---------- Data provided ----------

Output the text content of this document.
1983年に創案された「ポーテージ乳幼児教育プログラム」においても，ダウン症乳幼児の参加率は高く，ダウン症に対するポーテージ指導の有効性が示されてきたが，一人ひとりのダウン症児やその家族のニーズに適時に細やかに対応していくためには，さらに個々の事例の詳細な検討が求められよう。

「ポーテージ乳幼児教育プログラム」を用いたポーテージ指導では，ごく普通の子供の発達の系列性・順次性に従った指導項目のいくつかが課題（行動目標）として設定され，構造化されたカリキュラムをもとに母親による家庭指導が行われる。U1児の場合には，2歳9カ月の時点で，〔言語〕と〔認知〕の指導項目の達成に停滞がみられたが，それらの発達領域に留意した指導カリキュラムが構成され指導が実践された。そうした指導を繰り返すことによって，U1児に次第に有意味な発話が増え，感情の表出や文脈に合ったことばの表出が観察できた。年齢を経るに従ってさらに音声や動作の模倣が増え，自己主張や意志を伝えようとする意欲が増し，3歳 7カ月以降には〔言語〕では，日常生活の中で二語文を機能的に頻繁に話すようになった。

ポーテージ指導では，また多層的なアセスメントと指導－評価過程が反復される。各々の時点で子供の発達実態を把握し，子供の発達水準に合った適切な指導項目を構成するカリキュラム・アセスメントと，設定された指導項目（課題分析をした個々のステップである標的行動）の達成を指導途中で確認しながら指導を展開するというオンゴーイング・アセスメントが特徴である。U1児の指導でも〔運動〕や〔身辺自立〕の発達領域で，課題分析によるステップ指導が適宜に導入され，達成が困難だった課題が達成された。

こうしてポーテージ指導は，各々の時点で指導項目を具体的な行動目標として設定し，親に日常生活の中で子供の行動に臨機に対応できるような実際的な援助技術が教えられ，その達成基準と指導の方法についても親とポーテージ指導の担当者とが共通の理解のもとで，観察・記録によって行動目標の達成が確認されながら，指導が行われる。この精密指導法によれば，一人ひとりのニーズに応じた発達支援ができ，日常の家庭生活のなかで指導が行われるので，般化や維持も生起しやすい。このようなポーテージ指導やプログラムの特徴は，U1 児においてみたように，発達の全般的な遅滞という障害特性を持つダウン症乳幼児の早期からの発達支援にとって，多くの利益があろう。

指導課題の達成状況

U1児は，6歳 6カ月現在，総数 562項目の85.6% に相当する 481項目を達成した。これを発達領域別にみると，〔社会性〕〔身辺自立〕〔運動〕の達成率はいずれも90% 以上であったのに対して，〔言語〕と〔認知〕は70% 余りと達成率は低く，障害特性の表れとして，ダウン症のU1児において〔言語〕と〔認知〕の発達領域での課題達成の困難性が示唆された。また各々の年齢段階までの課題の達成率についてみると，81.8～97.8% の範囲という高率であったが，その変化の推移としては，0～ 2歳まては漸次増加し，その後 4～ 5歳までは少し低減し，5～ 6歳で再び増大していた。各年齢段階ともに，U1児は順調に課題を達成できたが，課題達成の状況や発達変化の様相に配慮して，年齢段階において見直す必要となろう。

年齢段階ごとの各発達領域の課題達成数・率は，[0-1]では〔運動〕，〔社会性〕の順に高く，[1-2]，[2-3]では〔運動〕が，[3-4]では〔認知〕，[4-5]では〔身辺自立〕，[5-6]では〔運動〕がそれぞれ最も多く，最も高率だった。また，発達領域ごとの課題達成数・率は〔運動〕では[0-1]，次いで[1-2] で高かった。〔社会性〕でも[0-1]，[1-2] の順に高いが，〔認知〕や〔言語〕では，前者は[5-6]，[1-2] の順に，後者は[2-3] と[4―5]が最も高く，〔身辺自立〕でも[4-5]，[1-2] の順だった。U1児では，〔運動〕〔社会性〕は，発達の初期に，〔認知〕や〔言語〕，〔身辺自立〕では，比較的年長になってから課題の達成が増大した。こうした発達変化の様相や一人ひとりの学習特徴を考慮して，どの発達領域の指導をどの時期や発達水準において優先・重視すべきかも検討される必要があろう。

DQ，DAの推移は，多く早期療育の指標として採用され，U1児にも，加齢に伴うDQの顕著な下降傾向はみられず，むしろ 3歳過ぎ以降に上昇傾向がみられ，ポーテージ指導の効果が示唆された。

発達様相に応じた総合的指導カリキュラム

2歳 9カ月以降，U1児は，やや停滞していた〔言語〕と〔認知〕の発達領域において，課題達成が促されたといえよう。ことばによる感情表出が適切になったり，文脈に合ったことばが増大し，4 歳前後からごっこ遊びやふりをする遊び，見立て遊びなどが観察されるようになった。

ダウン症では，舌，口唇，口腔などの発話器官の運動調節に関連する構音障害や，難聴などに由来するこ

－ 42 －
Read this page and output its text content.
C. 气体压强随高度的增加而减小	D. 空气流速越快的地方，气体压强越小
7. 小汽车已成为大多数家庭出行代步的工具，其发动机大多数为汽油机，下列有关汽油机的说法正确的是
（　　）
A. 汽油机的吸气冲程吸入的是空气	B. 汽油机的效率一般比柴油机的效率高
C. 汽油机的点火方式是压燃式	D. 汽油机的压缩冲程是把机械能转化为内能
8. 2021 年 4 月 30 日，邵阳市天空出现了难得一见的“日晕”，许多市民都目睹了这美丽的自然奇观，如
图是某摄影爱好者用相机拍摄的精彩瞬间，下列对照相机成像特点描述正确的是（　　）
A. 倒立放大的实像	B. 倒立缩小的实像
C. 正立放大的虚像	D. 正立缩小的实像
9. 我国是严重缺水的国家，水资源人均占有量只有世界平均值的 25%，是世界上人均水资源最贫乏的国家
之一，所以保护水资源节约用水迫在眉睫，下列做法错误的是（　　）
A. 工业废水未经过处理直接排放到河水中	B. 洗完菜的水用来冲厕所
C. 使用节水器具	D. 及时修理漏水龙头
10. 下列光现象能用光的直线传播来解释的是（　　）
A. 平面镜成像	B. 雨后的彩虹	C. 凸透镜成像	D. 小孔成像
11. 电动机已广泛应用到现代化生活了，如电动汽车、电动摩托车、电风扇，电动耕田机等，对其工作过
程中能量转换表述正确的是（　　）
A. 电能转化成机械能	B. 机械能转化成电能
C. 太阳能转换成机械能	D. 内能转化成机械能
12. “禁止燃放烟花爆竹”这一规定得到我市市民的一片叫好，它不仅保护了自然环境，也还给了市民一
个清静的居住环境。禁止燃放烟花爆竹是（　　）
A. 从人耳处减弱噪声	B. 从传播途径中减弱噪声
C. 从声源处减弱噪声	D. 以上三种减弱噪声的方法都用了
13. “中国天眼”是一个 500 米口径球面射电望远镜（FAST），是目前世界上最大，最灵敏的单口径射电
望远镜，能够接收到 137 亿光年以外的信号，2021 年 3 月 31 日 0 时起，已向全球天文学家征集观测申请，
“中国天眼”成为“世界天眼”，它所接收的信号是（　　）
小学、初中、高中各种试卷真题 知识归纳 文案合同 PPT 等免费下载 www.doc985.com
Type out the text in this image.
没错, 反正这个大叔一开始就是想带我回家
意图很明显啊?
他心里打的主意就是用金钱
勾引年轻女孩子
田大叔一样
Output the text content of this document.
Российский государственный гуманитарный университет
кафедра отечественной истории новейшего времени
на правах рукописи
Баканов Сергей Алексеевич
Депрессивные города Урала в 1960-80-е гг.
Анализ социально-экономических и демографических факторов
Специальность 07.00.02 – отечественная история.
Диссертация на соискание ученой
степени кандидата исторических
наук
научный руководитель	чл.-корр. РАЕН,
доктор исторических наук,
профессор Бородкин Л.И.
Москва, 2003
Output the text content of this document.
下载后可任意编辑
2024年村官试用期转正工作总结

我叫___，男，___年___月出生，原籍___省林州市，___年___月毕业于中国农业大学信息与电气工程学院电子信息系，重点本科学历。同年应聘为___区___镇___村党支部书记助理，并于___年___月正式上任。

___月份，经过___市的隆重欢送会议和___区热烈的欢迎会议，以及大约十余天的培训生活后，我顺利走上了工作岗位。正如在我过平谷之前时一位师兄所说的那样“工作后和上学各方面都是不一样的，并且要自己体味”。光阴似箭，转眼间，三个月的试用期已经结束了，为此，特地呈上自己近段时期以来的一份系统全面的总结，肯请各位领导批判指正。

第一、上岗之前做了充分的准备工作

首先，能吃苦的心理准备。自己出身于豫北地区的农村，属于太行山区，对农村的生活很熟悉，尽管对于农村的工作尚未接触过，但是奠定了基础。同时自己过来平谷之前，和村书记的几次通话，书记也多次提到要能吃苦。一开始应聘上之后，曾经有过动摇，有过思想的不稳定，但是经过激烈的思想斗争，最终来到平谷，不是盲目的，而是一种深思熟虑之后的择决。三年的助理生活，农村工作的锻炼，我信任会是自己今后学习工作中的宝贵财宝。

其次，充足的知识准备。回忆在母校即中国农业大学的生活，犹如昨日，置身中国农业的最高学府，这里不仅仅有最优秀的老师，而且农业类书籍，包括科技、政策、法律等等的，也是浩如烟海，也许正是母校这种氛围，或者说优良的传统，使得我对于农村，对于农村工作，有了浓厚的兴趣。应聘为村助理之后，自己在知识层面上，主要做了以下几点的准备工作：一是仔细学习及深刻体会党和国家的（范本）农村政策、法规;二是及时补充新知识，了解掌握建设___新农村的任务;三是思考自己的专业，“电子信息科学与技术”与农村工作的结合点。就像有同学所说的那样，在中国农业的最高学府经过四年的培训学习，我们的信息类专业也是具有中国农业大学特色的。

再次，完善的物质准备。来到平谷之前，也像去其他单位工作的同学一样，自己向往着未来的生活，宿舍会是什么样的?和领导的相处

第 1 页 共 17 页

----------

Task: Repeat only the stretch of lines starting at the one containing "Type out the text in this image." and running to the final line of the entries above.

Solution for this task:
Type out the text in this image.
没错, 反正这个大叔一开始就是想带我回家
意图很明显啊?
他心里打的主意就是用金钱
勾引年轻女孩子
田大叔一样
Output the text content of this document.
Российский государственный гуманитарный университет
кафедра отечественной истории новейшего времени
на правах рукописи
Баканов Сергей Алексеевич
Депрессивные города Урала в 1960-80-е гг.
Анализ социально-экономических и демографических факторов
Специальность 07.00.02 – отечественная история.
Диссертация на соискание ученой
степени кандидата исторических
наук
научный руководитель	чл.-корр. РАЕН,
доктор исторических наук,
профессор Бородкин Л.И.
Москва, 2003
Output the text content of this document.
下载后可任意编辑
2024年村官试用期转正工作总结

我叫___，男，___年___月出生，原籍___省林州市，___年___月毕业于中国农业大学信息与电气工程学院电子信息系，重点本科学历。同年应聘为___区___镇___村党支部书记助理，并于___年___月正式上任。

___月份，经过___市的隆重欢送会议和___区热烈的欢迎会议，以及大约十余天的培训生活后，我顺利走上了工作岗位。正如在我过平谷之前时一位师兄所说的那样“工作后和上学各方面都是不一样的，并且要自己体味”。光阴似箭，转眼间，三个月的试用期已经结束了，为此，特地呈上自己近段时期以来的一份系统全面的总结，肯请各位领导批判指正。

第一、上岗之前做了充分的准备工作

首先，能吃苦的心理准备。自己出身于豫北地区的农村，属于太行山区，对农村的生活很熟悉，尽管对于农村的工作尚未接触过，但是奠定了基础。同时自己过来平谷之前，和村书记的几次通话，书记也多次提到要能吃苦。一开始应聘上之后，曾经有过动摇，有过思想的不稳定，但是经过激烈的思想斗争，最终来到平谷，不是盲目的，而是一种深思熟虑之后的择决。三年的助理生活，农村工作的锻炼，我信任会是自己今后学习工作中的宝贵财宝。

其次，充足的知识准备。回忆在母校即中国农业大学的生活，犹如昨日，置身中国农业的最高学府，这里不仅仅有最优秀的老师，而且农业类书籍，包括科技、政策、法律等等的，也是浩如烟海，也许正是母校这种氛围，或者说优良的传统，使得我对于农村，对于农村工作，有了浓厚的兴趣。应聘为村助理之后，自己在知识层面上，主要做了以下几点的准备工作：一是仔细学习及深刻体会党和国家的（范本）农村政策、法规;二是及时补充新知识，了解掌握建设___新农村的任务;三是思考自己的专业，“电子信息科学与技术”与农村工作的结合点。就像有同学所说的那样，在中国农业的最高学府经过四年的培训学习，我们的信息类专业也是具有中国农业大学特色的。

再次，完善的物质准备。来到平谷之前，也像去其他单位工作的同学一样，自己向往着未来的生活，宿舍会是什么样的?和领导的相处

第 1 页 共 17 页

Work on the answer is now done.